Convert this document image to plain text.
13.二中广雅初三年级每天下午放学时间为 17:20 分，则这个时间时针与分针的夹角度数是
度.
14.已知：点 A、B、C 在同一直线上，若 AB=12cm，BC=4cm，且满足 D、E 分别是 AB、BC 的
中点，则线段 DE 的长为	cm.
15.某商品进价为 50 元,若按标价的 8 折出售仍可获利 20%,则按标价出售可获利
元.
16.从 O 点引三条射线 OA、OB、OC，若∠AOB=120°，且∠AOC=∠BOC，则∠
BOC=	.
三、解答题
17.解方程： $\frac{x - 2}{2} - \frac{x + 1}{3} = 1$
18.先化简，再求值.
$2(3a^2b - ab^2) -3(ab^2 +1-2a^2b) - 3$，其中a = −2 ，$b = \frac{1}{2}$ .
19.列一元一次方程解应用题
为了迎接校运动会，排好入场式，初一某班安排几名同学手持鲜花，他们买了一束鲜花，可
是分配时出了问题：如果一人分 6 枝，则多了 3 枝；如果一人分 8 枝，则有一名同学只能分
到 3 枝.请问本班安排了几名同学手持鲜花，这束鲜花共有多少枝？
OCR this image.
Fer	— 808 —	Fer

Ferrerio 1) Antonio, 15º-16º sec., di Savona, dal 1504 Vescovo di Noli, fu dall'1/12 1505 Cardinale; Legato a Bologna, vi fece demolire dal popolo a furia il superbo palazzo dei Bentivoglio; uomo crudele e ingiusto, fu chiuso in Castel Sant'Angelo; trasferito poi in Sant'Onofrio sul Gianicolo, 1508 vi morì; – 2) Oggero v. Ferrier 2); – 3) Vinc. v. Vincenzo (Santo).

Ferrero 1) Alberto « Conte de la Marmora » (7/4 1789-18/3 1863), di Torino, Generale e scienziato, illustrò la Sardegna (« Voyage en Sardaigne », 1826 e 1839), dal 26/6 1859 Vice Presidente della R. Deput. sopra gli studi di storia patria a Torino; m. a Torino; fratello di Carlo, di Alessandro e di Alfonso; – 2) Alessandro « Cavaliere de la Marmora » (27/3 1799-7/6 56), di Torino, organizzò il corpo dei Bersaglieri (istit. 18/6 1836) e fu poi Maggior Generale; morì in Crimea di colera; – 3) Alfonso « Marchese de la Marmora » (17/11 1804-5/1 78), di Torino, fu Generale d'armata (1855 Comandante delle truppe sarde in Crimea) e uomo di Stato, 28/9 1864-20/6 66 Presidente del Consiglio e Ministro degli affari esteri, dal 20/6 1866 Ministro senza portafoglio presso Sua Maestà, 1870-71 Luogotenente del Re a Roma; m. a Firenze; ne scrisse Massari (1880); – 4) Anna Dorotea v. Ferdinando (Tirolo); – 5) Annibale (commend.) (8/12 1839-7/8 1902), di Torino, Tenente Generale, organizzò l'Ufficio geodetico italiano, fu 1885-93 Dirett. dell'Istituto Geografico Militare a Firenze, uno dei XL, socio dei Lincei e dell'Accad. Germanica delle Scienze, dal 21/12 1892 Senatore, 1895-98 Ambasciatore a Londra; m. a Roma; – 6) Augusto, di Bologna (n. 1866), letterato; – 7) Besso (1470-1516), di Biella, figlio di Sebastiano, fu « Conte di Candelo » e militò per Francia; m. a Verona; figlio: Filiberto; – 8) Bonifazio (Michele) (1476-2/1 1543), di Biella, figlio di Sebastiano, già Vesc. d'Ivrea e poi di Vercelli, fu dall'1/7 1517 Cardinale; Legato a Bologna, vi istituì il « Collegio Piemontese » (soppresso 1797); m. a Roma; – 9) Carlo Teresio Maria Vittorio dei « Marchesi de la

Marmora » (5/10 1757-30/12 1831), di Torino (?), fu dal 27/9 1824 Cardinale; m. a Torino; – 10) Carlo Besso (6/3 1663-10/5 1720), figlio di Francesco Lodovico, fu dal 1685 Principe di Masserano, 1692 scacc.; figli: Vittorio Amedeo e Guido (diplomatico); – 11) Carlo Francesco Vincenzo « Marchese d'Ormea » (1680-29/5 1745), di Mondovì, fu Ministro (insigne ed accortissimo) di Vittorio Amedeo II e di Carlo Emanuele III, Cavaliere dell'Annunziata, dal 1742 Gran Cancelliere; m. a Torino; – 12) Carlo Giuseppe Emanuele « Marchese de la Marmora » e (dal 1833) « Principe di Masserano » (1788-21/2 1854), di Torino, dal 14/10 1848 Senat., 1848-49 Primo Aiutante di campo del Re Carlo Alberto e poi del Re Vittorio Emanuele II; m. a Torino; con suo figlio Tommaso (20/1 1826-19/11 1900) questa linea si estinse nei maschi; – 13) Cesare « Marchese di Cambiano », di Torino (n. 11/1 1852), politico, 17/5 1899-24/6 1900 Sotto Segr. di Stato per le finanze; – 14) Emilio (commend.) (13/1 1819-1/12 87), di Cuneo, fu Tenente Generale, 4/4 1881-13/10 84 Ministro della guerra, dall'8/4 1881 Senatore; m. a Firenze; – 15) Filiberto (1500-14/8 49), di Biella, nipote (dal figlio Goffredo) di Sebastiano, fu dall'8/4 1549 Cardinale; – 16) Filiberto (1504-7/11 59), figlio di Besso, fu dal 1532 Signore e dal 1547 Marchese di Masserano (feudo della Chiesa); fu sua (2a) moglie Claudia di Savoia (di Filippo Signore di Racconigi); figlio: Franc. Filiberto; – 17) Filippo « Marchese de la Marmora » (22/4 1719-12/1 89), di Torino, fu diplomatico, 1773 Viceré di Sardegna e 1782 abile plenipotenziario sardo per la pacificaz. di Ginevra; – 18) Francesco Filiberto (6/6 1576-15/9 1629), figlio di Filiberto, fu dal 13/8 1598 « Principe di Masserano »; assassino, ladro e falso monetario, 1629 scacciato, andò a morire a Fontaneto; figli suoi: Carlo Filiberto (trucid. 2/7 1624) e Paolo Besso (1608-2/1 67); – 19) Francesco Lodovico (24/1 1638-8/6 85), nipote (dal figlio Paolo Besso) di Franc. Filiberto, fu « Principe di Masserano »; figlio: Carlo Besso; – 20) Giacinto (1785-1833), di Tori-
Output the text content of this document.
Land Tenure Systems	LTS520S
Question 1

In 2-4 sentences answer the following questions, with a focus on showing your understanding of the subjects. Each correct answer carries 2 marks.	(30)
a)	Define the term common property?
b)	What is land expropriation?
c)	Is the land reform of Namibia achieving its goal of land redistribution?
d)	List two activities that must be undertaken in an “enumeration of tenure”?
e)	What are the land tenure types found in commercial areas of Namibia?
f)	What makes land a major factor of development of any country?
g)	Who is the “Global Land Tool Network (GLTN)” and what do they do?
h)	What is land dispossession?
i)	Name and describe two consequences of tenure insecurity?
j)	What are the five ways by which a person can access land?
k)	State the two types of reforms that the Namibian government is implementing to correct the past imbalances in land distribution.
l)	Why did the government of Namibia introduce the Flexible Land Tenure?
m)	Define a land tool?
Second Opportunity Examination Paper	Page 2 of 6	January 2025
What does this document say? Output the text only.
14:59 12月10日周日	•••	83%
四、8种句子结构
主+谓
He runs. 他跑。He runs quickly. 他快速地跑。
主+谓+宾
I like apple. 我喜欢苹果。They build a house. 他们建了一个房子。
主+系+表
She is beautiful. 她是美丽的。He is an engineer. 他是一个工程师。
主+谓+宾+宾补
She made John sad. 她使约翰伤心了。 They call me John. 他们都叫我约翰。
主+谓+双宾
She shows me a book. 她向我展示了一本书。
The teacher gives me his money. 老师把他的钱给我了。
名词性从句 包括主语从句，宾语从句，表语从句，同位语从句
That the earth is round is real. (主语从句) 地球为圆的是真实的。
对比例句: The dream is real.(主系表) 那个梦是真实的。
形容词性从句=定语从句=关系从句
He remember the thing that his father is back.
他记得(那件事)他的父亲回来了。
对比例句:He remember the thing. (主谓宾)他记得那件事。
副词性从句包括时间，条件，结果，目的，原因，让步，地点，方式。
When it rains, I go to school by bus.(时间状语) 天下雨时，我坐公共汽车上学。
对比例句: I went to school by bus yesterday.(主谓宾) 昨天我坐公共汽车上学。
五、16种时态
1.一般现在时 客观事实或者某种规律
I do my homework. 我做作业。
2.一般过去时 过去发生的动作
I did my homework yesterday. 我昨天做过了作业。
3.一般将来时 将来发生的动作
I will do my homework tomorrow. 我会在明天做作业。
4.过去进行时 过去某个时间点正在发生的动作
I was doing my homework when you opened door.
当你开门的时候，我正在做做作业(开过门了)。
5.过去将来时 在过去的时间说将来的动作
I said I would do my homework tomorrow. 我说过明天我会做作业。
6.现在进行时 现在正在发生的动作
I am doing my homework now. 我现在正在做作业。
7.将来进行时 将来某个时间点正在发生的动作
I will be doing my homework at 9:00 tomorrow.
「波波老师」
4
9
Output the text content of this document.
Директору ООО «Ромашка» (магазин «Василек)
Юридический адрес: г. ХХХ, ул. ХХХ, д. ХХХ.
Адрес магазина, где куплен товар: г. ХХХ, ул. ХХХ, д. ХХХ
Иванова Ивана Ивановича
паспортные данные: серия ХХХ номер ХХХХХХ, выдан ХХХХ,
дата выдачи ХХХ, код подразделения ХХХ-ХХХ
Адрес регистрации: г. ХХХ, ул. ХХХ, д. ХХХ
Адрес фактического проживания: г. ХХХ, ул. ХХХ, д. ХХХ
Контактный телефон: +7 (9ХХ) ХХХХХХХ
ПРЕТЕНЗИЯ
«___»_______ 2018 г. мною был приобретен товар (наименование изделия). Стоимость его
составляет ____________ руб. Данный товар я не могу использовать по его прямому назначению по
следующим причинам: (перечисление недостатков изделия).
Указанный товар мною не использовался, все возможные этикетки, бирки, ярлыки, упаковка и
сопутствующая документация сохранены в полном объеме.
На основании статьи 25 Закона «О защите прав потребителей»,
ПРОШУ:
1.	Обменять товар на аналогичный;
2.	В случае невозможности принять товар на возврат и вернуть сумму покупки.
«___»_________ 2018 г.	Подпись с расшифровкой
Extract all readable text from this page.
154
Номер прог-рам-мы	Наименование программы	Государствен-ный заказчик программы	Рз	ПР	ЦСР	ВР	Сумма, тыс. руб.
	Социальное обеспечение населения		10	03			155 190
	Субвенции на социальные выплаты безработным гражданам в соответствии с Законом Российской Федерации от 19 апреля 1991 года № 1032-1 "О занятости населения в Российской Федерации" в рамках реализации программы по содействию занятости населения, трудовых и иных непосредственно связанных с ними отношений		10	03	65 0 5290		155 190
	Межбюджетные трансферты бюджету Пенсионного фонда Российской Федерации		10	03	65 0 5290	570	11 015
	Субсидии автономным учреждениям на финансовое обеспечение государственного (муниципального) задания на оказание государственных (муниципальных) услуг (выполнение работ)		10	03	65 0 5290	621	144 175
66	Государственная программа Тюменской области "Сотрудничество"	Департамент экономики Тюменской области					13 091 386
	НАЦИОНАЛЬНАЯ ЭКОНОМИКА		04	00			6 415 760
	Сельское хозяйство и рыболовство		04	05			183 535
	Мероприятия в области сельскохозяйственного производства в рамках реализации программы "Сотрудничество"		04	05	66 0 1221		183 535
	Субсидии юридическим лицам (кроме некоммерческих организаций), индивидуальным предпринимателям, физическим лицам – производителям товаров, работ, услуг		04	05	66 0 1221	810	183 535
◆ ◆ ◆ ◆ ◆ ◆ ◆
[What to produce] Look through the entries above. Extract each line with the word "населения".

[The result]
	Социальное обеспечение населения		10	03			155 190
	Субвенции на социальные выплаты безработным гражданам в соответствии с Законом Российской Федерации от 19 апреля 1991 года № 1032-1 "О занятости населения в Российской Федерации" в рамках реализации программы по содействию занятости населения, трудовых и иных непосредственно связанных с ними отношений		10	03	65 0 5290		155 190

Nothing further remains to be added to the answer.